● **The exercise**: Give every entry again, word for word.

● **Dataset extract**:
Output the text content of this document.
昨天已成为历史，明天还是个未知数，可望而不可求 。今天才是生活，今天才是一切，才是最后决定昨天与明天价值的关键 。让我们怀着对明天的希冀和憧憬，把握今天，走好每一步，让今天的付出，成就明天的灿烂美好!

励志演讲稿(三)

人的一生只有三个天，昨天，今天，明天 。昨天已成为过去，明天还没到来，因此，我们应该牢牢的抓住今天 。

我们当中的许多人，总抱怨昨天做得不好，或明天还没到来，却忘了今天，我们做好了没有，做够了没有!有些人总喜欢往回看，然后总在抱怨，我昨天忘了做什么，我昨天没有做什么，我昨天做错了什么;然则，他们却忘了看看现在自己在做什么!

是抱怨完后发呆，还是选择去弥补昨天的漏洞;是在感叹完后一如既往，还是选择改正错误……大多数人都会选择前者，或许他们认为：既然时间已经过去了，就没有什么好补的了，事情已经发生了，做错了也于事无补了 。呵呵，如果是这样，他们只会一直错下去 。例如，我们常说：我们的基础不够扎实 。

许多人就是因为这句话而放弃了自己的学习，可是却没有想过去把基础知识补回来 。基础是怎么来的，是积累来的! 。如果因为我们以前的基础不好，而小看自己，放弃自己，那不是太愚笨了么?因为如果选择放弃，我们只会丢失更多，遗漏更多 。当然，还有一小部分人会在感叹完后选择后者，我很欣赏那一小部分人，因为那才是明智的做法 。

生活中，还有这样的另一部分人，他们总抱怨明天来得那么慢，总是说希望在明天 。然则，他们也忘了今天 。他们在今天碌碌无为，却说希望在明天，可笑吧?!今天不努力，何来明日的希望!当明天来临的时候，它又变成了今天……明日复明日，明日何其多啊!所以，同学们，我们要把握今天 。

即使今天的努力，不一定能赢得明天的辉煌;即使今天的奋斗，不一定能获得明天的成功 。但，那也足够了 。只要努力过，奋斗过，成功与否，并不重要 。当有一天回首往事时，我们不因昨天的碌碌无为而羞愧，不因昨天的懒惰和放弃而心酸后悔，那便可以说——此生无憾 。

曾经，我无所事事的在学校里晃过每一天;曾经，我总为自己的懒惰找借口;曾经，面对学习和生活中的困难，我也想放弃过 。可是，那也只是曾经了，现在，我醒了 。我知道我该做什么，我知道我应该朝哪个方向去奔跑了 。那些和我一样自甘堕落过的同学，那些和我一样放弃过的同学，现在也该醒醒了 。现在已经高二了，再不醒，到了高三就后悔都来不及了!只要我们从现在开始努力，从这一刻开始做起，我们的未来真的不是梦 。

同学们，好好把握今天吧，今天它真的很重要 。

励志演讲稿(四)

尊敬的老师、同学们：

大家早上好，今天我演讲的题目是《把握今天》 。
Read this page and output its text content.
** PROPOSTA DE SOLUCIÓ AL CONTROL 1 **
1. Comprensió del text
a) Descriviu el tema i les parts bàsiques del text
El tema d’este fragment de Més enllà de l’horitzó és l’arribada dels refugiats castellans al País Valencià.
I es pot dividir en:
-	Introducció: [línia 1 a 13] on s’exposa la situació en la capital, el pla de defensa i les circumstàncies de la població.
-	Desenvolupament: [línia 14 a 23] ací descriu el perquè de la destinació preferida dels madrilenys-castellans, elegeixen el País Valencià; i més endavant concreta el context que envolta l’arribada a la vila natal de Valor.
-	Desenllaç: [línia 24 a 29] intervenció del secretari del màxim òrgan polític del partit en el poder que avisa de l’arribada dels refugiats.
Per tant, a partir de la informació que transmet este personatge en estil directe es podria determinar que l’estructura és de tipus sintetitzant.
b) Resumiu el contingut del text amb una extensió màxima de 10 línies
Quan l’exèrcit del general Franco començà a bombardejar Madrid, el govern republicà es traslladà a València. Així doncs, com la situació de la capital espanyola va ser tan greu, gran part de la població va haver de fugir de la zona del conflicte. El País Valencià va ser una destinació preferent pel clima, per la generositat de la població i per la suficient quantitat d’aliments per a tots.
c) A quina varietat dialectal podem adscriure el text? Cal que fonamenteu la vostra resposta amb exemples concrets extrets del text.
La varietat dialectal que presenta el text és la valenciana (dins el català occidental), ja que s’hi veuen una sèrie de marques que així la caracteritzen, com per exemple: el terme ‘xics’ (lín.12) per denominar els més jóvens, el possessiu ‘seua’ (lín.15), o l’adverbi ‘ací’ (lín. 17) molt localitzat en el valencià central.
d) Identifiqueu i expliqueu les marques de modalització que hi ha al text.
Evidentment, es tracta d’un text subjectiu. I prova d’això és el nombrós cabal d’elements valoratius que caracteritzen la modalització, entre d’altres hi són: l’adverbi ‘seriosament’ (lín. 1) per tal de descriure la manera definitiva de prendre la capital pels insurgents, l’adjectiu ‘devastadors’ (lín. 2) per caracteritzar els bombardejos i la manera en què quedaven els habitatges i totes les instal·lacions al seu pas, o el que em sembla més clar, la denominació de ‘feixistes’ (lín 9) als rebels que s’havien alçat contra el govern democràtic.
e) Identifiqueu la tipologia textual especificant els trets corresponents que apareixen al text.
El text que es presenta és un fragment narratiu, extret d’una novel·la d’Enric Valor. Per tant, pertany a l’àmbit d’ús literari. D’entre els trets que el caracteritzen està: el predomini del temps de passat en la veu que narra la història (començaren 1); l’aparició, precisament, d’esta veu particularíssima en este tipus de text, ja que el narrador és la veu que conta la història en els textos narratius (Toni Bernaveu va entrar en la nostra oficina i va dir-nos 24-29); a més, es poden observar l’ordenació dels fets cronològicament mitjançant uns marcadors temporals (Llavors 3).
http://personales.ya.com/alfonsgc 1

● **Exercise solution**:
Output the text content of this document.
昨天已成为历史，明天还是个未知数，可望而不可求 。今天才是生活，今天才是一切，才是最后决定昨天与明天价值的关键 。让我们怀着对明天的希冀和憧憬，把握今天，走好每一步，让今天的付出，成就明天的灿烂美好!

励志演讲稿(三)

人的一生只有三个天，昨天，今天，明天 。昨天已成为过去，明天还没到来，因此，我们应该牢牢的抓住今天 。

我们当中的许多人，总抱怨昨天做得不好，或明天还没到来，却忘了今天，我们做好了没有，做够了没有!有些人总喜欢往回看，然后总在抱怨，我昨天忘了做什么，我昨天没有做什么，我昨天做错了什么;然则，他们却忘了看看现在自己在做什么!

是抱怨完后发呆，还是选择去弥补昨天的漏洞;是在感叹完后一如既往，还是选择改正错误……大多数人都会选择前者，或许他们认为：既然时间已经过去了，就没有什么好补的了，事情已经发生了，做错了也于事无补了 。呵呵，如果是这样，他们只会一直错下去 。例如，我们常说：我们的基础不够扎实 。

许多人就是因为这句话而放弃了自己的学习，可是却没有想过去把基础知识补回来 。基础是怎么来的，是积累来的! 。如果因为我们以前的基础不好，而小看自己，放弃自己，那不是太愚笨了么?因为如果选择放弃，我们只会丢失更多，遗漏更多 。当然，还有一小部分人会在感叹完后选择后者，我很欣赏那一小部分人，因为那才是明智的做法 。

生活中，还有这样的另一部分人，他们总抱怨明天来得那么慢，总是说希望在明天 。然则，他们也忘了今天 。他们在今天碌碌无为，却说希望在明天，可笑吧?!今天不努力，何来明日的希望!当明天来临的时候，它又变成了今天……明日复明日，明日何其多啊!所以，同学们，我们要把握今天 。

即使今天的努力，不一定能赢得明天的辉煌;即使今天的奋斗，不一定能获得明天的成功 。但，那也足够了 。只要努力过，奋斗过，成功与否，并不重要 。当有一天回首往事时，我们不因昨天的碌碌无为而羞愧，不因昨天的懒惰和放弃而心酸后悔，那便可以说——此生无憾 。

曾经，我无所事事的在学校里晃过每一天;曾经，我总为自己的懒惰找借口;曾经，面对学习和生活中的困难，我也想放弃过 。可是，那也只是曾经了，现在，我醒了 。我知道我该做什么，我知道我应该朝哪个方向去奔跑了 。那些和我一样自甘堕落过的同学，那些和我一样放弃过的同学，现在也该醒醒了 。现在已经高二了，再不醒，到了高三就后悔都来不及了!只要我们从现在开始努力，从这一刻开始做起，我们的未来真的不是梦 。

同学们，好好把握今天吧，今天它真的很重要 。

励志演讲稿(四)

尊敬的老师、同学们：

大家早上好，今天我演讲的题目是《把握今天》 。
Read this page and output its text content.
** PROPOSTA DE SOLUCIÓ AL CONTROL 1 **
1. Comprensió del text
a) Descriviu el tema i les parts bàsiques del text
El tema d’este fragment de Més enllà de l’horitzó és l’arribada dels refugiats castellans al País Valencià.
I es pot dividir en:
-	Introducció: [línia 1 a 13] on s’exposa la situació en la capital, el pla de defensa i les circumstàncies de la població.
-	Desenvolupament: [línia 14 a 23] ací descriu el perquè de la destinació preferida dels madrilenys-castellans, elegeixen el País Valencià; i més endavant concreta el context que envolta l’arribada a la vila natal de Valor.
-	Desenllaç: [línia 24 a 29] intervenció del secretari del màxim òrgan polític del partit en el poder que avisa de l’arribada dels refugiats.
Per tant, a partir de la informació que transmet este personatge en estil directe es podria determinar que l’estructura és de tipus sintetitzant.
b) Resumiu el contingut del text amb una extensió màxima de 10 línies
Quan l’exèrcit del general Franco començà a bombardejar Madrid, el govern republicà es traslladà a València. Així doncs, com la situació de la capital espanyola va ser tan greu, gran part de la població va haver de fugir de la zona del conflicte. El País Valencià va ser una destinació preferent pel clima, per la generositat de la població i per la suficient quantitat d’aliments per a tots.
c) A quina varietat dialectal podem adscriure el text? Cal que fonamenteu la vostra resposta amb exemples concrets extrets del text.
La varietat dialectal que presenta el text és la valenciana (dins el català occidental), ja que s’hi veuen una sèrie de marques que així la caracteritzen, com per exemple: el terme ‘xics’ (lín.12) per denominar els més jóvens, el possessiu ‘seua’ (lín.15), o l’adverbi ‘ací’ (lín. 17) molt localitzat en el valencià central.
d) Identifiqueu i expliqueu les marques de modalització que hi ha al text.
Evidentment, es tracta d’un text subjectiu. I prova d’això és el nombrós cabal d’elements valoratius que caracteritzen la modalització, entre d’altres hi són: l’adverbi ‘seriosament’ (lín. 1) per tal de descriure la manera definitiva de prendre la capital pels insurgents, l’adjectiu ‘devastadors’ (lín. 2) per caracteritzar els bombardejos i la manera en què quedaven els habitatges i totes les instal·lacions al seu pas, o el que em sembla més clar, la denominació de ‘feixistes’ (lín 9) als rebels que s’havien alçat contra el govern democràtic.
e) Identifiqueu la tipologia textual especificant els trets corresponents que apareixen al text.
El text que es presenta és un fragment narratiu, extret d’una novel·la d’Enric Valor. Per tant, pertany a l’àmbit d’ús literari. D’entre els trets que el caracteritzen està: el predomini del temps de passat en la veu que narra la història (començaren 1); l’aparició, precisament, d’esta veu particularíssima en este tipus de text, ja que el narrador és la veu que conta la història en els textos narratius (Toni Bernaveu va entrar en la nostra oficina i va dir-nos 24-29); a més, es poden observar l’ordenació dels fets cronològicament mitjançant uns marcadors temporals (Llavors 3).
http://personales.ya.com/alfonsgc 1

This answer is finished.